Extracted records:
####################

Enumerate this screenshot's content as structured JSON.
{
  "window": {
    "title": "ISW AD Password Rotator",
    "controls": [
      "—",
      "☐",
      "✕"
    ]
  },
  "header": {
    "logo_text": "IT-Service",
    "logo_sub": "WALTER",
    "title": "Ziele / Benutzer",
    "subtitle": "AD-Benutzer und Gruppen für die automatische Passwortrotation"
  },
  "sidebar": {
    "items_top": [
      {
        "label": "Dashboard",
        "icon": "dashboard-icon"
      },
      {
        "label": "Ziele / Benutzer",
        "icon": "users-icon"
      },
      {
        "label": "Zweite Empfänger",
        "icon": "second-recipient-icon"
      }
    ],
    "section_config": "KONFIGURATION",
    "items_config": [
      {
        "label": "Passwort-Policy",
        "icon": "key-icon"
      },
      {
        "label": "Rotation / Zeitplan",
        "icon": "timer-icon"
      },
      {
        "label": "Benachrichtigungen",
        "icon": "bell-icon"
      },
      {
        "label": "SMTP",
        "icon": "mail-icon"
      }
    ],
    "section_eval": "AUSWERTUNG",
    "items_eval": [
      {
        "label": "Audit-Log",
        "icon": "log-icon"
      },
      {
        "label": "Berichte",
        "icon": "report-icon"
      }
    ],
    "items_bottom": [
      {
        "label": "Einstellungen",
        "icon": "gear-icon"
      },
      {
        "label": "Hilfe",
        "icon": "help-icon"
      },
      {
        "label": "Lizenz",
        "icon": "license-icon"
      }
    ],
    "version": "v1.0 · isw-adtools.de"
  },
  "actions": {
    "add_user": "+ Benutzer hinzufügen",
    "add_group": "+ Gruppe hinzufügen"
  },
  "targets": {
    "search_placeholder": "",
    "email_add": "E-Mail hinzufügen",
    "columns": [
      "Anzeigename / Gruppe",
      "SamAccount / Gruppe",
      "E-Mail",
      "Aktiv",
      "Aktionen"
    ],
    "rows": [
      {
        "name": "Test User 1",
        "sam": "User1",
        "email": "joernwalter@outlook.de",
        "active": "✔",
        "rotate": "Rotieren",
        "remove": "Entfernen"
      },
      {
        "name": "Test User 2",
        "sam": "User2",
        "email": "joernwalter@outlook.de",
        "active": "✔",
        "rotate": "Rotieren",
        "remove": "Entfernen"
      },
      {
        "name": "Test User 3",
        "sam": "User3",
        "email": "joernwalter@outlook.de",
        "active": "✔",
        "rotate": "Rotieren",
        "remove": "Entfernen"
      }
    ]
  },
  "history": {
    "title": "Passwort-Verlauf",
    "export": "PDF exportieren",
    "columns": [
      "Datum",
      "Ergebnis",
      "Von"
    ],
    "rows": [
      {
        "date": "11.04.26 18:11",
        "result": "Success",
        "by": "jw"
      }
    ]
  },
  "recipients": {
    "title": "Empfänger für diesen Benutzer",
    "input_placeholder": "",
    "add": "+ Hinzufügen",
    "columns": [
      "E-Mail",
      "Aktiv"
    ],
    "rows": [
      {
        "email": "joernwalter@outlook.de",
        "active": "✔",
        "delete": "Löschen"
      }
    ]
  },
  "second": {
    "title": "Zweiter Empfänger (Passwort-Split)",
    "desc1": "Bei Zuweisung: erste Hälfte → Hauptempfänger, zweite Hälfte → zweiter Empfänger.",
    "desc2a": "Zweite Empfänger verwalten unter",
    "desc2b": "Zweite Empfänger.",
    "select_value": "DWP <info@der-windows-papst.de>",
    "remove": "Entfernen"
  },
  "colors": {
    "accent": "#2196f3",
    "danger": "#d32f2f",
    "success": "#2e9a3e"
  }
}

####################

→ Problem description
Out of the preceding entries, pull every line containing the string "label".

→ Full solution
        "label": "Dashboard",
        "label": "Ziele / Benutzer",
        "label": "Zweite Empfänger",
        "label": "Passwort-Policy",
        "label": "Rotation / Zeitplan",
        "label": "Benachrichtigungen",
        "label": "SMTP",
        "label": "Audit-Log",
        "label": "Berichte",
        "label": "Einstellungen",
        "label": "Hilfe",
        "label": "Lizenz",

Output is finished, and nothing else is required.